• **Exercise brief**:
Copy the lines of the listing below verbatim, starting at the line that contains "For every button, label, input, icon, or" and ending at the line that contains "markup-button[interactable] [378, 1090, 418, 1134]", with both of those lines included. Reproduce only that span.

• **The records**:
%%

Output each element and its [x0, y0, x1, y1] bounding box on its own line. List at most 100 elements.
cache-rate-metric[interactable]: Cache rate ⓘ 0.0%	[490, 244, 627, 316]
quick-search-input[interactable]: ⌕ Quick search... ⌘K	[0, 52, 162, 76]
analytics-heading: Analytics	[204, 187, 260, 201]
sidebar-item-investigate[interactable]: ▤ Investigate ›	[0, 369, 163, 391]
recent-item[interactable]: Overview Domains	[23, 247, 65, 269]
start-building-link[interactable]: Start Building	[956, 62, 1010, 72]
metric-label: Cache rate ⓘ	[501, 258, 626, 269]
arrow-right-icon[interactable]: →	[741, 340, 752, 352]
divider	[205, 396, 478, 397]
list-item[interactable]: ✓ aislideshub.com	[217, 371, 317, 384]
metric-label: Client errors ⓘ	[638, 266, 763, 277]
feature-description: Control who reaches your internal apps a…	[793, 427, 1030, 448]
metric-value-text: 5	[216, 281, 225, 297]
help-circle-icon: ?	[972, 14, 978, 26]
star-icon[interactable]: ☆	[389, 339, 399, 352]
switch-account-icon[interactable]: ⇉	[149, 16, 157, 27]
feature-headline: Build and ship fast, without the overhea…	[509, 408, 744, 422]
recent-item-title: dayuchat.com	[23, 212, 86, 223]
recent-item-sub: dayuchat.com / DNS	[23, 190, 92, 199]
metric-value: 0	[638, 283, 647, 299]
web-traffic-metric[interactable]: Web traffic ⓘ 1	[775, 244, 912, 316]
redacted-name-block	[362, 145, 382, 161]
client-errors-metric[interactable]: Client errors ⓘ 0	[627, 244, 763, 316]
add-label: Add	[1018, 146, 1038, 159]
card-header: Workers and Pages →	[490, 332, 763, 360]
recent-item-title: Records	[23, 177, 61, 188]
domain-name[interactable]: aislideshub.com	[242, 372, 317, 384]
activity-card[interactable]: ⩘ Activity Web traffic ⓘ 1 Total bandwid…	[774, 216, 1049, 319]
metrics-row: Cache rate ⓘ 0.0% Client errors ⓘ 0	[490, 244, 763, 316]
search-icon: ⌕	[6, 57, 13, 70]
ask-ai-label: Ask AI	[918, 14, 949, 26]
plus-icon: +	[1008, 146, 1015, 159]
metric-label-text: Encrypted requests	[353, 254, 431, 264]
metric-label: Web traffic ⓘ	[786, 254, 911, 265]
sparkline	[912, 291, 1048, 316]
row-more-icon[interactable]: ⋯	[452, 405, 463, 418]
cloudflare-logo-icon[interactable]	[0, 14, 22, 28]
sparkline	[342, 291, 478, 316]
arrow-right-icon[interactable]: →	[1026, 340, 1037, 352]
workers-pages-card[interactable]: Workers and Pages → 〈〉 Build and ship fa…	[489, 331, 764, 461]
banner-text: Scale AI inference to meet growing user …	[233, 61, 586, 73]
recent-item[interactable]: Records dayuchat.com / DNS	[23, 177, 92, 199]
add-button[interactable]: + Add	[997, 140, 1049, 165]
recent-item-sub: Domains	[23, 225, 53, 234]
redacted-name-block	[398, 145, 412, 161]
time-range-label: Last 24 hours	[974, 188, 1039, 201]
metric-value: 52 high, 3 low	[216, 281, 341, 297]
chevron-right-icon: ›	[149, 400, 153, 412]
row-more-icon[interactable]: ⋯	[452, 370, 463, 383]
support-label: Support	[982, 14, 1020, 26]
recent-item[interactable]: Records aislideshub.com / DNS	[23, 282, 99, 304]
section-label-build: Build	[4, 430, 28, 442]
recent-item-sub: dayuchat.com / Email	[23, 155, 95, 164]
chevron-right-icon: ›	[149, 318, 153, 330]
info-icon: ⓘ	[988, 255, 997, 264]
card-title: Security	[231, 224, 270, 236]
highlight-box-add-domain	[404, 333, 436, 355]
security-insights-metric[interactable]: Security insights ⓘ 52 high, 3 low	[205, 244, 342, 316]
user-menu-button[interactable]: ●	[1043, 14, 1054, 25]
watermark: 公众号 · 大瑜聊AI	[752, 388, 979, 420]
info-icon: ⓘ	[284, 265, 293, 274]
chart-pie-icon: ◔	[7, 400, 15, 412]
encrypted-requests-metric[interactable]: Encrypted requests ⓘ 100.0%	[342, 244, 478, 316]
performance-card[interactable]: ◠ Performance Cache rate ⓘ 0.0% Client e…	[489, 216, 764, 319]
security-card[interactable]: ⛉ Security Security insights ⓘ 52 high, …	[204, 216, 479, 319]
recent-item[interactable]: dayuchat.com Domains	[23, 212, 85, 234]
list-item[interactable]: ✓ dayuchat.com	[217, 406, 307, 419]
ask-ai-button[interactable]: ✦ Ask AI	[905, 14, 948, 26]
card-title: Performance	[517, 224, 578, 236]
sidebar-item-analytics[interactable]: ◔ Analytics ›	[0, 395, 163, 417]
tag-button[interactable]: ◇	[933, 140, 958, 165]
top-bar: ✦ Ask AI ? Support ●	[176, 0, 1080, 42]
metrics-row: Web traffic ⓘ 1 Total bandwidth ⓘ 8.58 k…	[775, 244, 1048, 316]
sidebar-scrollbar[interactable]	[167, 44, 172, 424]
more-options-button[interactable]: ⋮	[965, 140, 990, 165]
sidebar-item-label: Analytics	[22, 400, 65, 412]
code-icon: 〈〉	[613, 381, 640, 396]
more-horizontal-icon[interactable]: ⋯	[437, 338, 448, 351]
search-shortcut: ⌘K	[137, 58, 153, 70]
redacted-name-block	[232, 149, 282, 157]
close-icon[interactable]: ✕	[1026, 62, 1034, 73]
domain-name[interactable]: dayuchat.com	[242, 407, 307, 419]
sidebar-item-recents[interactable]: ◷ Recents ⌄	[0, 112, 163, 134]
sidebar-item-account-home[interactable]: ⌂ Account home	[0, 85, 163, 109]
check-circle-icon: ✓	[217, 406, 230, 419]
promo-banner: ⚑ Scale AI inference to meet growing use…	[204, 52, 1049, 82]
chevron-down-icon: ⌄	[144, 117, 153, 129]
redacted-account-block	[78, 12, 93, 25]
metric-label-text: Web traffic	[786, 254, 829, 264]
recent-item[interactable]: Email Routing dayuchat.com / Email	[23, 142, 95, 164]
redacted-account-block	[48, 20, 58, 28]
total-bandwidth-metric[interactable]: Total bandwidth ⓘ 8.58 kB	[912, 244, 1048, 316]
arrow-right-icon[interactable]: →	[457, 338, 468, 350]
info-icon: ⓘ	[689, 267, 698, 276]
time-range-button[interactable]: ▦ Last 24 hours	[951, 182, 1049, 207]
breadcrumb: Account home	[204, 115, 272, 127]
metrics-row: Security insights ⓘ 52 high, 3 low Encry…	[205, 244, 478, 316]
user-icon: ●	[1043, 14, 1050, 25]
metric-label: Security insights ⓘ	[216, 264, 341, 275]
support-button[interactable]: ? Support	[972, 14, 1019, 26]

%%
%%

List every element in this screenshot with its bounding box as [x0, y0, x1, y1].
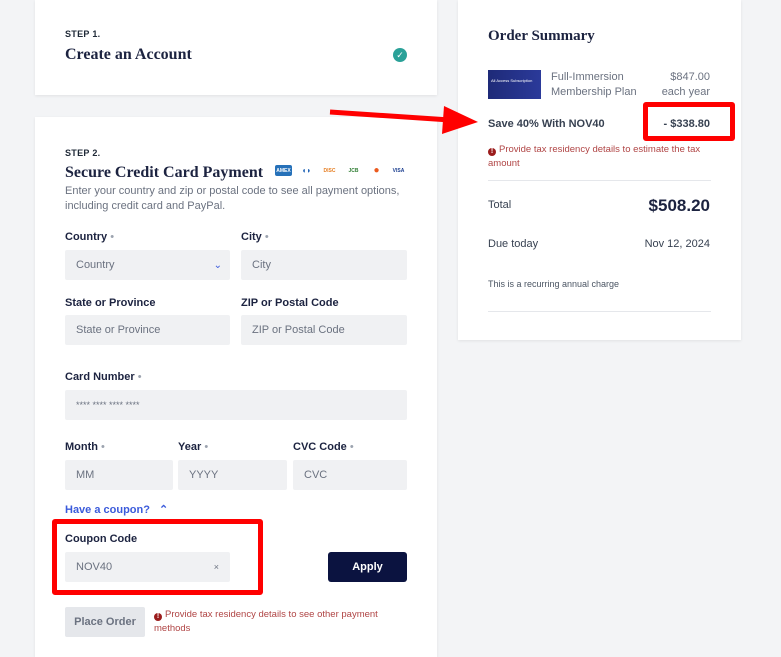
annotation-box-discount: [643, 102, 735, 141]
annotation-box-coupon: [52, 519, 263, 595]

%%
%%

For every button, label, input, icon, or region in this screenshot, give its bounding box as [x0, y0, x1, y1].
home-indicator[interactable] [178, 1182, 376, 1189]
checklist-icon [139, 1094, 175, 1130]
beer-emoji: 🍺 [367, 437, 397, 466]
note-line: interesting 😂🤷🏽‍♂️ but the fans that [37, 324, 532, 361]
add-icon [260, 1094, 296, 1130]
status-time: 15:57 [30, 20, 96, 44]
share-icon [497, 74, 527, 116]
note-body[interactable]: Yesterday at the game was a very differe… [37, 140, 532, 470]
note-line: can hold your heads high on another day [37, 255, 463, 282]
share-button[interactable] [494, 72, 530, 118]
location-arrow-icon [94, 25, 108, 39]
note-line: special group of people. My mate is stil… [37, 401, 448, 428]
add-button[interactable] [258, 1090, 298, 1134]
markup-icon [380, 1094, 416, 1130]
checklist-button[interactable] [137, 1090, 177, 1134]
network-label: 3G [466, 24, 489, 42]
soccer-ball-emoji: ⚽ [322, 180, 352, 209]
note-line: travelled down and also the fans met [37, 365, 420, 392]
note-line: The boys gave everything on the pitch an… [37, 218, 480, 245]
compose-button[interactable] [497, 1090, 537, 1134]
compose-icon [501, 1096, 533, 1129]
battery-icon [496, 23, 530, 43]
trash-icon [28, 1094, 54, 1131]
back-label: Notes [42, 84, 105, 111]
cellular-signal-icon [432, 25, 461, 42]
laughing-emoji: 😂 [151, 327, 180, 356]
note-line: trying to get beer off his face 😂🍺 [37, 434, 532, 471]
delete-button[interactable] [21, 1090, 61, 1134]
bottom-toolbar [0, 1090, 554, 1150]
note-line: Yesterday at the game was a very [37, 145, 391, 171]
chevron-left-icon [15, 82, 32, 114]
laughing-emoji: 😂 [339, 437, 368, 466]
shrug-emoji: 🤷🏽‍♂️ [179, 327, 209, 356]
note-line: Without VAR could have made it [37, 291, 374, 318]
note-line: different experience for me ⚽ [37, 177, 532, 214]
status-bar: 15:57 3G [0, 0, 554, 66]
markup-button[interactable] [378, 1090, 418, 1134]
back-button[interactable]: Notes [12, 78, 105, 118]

%%

• **Exercise response**:
For every button, label, input, icon, or region in this screenshot, give its bounding box as [x0, y0, x1, y1].
home-indicator[interactable] [178, 1182, 376, 1189]
checklist-icon [139, 1094, 175, 1130]
beer-emoji: 🍺 [367, 437, 397, 466]
note-line: interesting 😂🤷🏽‍♂️ but the fans that [37, 324, 532, 361]
add-icon [260, 1094, 296, 1130]
status-time: 15:57 [30, 20, 96, 44]
share-icon [497, 74, 527, 116]
note-body[interactable]: Yesterday at the game was a very differe… [37, 140, 532, 470]
note-line: can hold your heads high on another day [37, 255, 463, 282]
share-button[interactable] [494, 72, 530, 118]
location-arrow-icon [94, 25, 108, 39]
note-line: special group of people. My mate is stil… [37, 401, 448, 428]
add-button[interactable] [258, 1090, 298, 1134]
markup-icon [380, 1094, 416, 1130]
checklist-button[interactable] [137, 1090, 177, 1134]
network-label: 3G [466, 24, 489, 42]
soccer-ball-emoji: ⚽ [322, 180, 352, 209]
note-line: travelled down and also the fans met [37, 365, 420, 392]
note-line: The boys gave everything on the pitch an… [37, 218, 480, 245]
compose-button[interactable] [497, 1090, 537, 1134]
compose-icon [501, 1096, 533, 1129]
battery-icon [496, 23, 530, 43]
trash-icon [28, 1094, 54, 1131]
back-label: Notes [42, 84, 105, 111]
cellular-signal-icon [432, 25, 461, 42]
laughing-emoji: 😂 [151, 327, 180, 356]
note-line: trying to get beer off his face 😂🍺 [37, 434, 532, 471]
delete-button[interactable] [21, 1090, 61, 1134]
bottom-toolbar [0, 1090, 554, 1150]
note-line: Yesterday at the game was a very [37, 145, 391, 171]
chevron-left-icon [15, 82, 32, 114]
laughing-emoji: 😂 [339, 437, 368, 466]
shrug-emoji: 🤷🏽‍♂️ [179, 327, 209, 356]
note-line: Without VAR could have made it [37, 291, 374, 318]
note-line: different experience for me ⚽ [37, 177, 532, 214]
status-bar: 15:57 3G [0, 0, 554, 66]
markup-button[interactable] [378, 1090, 418, 1134]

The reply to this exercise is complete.